### Requirements
Each line containing the word "grid" must be collected.

[Extracted records]

%%

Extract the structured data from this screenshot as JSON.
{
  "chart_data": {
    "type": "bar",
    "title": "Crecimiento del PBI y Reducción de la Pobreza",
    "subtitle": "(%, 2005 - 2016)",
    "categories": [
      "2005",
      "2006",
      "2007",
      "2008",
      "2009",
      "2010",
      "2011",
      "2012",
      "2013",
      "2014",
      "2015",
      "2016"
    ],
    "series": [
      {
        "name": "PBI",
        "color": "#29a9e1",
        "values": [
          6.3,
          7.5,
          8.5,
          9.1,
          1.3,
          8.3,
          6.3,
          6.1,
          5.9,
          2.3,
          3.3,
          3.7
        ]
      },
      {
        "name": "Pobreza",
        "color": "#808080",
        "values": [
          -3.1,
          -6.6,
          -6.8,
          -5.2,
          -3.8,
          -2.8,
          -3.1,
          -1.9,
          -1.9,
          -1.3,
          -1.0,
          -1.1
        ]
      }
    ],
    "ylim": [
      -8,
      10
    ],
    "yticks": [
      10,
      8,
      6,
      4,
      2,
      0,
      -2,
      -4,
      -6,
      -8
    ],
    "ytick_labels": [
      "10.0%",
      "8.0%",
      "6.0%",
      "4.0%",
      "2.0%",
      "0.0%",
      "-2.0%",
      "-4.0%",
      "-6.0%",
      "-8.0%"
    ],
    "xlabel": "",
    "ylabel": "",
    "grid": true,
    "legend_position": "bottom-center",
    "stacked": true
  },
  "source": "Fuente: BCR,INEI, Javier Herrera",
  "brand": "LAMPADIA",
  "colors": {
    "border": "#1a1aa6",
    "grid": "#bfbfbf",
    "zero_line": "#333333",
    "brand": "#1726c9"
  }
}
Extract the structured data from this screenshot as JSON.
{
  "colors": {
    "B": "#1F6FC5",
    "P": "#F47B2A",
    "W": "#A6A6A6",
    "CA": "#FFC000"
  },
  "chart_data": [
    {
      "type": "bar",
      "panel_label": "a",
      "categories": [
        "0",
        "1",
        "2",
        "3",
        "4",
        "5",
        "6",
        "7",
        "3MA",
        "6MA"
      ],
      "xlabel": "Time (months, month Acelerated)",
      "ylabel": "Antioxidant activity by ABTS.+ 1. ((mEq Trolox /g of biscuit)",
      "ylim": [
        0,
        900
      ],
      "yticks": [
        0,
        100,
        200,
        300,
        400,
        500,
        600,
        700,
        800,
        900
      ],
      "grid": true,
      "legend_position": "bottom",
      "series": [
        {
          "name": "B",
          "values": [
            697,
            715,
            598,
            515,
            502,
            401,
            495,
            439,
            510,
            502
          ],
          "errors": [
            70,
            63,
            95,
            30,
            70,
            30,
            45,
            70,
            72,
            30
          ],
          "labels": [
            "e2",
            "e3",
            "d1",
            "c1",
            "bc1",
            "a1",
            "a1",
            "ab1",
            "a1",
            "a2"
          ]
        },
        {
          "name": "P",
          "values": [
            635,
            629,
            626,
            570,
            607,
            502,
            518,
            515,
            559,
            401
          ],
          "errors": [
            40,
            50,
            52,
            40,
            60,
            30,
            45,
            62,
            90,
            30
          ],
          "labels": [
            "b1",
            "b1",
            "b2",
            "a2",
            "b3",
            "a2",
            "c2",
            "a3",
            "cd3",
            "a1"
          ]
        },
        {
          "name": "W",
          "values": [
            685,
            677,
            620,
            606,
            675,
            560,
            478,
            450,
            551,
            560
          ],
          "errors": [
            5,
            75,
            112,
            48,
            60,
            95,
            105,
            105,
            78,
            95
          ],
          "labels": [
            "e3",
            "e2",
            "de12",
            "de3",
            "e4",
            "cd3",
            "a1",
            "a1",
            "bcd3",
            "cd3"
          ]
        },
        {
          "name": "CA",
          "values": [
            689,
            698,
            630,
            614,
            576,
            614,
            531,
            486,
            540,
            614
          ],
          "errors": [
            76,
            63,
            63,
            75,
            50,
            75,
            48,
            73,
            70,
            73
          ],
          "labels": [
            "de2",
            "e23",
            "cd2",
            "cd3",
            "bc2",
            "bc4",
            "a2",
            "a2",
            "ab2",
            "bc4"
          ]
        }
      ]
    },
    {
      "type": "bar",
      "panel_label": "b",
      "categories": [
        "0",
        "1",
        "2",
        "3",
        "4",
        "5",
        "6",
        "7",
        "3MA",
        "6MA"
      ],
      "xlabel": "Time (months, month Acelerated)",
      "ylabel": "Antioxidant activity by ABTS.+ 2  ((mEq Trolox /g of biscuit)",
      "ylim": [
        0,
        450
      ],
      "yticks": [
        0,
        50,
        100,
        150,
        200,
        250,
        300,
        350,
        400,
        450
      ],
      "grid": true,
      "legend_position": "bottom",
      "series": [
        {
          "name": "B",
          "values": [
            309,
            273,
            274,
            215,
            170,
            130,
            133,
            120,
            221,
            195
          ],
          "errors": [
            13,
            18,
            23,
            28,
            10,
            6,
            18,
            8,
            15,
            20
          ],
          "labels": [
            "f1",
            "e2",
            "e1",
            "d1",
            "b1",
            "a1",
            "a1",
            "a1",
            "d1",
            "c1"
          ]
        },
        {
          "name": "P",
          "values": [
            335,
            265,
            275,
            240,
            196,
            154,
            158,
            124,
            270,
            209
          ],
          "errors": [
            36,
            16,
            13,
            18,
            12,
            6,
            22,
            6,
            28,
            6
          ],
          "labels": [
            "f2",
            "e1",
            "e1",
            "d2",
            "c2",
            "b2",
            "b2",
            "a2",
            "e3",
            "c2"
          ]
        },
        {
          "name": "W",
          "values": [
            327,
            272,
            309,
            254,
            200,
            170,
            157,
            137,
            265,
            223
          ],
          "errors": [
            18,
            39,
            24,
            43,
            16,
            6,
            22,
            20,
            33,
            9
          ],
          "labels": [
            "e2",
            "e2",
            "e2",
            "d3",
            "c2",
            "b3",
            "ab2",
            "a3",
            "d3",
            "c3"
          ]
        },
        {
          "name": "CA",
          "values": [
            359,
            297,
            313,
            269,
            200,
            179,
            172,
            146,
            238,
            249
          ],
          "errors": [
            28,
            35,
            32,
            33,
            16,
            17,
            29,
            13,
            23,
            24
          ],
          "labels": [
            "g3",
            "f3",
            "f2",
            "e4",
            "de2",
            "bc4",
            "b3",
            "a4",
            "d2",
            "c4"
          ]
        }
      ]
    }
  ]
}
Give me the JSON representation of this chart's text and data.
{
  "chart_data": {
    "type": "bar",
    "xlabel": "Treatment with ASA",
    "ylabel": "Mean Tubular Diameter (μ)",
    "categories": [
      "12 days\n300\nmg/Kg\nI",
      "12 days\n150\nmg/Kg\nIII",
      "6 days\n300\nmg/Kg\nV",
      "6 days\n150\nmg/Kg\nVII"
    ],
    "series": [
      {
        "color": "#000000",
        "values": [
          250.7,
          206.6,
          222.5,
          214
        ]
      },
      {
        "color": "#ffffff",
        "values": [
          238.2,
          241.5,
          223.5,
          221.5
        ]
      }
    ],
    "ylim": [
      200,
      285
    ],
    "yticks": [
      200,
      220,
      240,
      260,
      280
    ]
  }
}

%%

### The solution
    "grid": true,
    "grid": "#bfbfbf",
      "grid": true,
      "grid": true,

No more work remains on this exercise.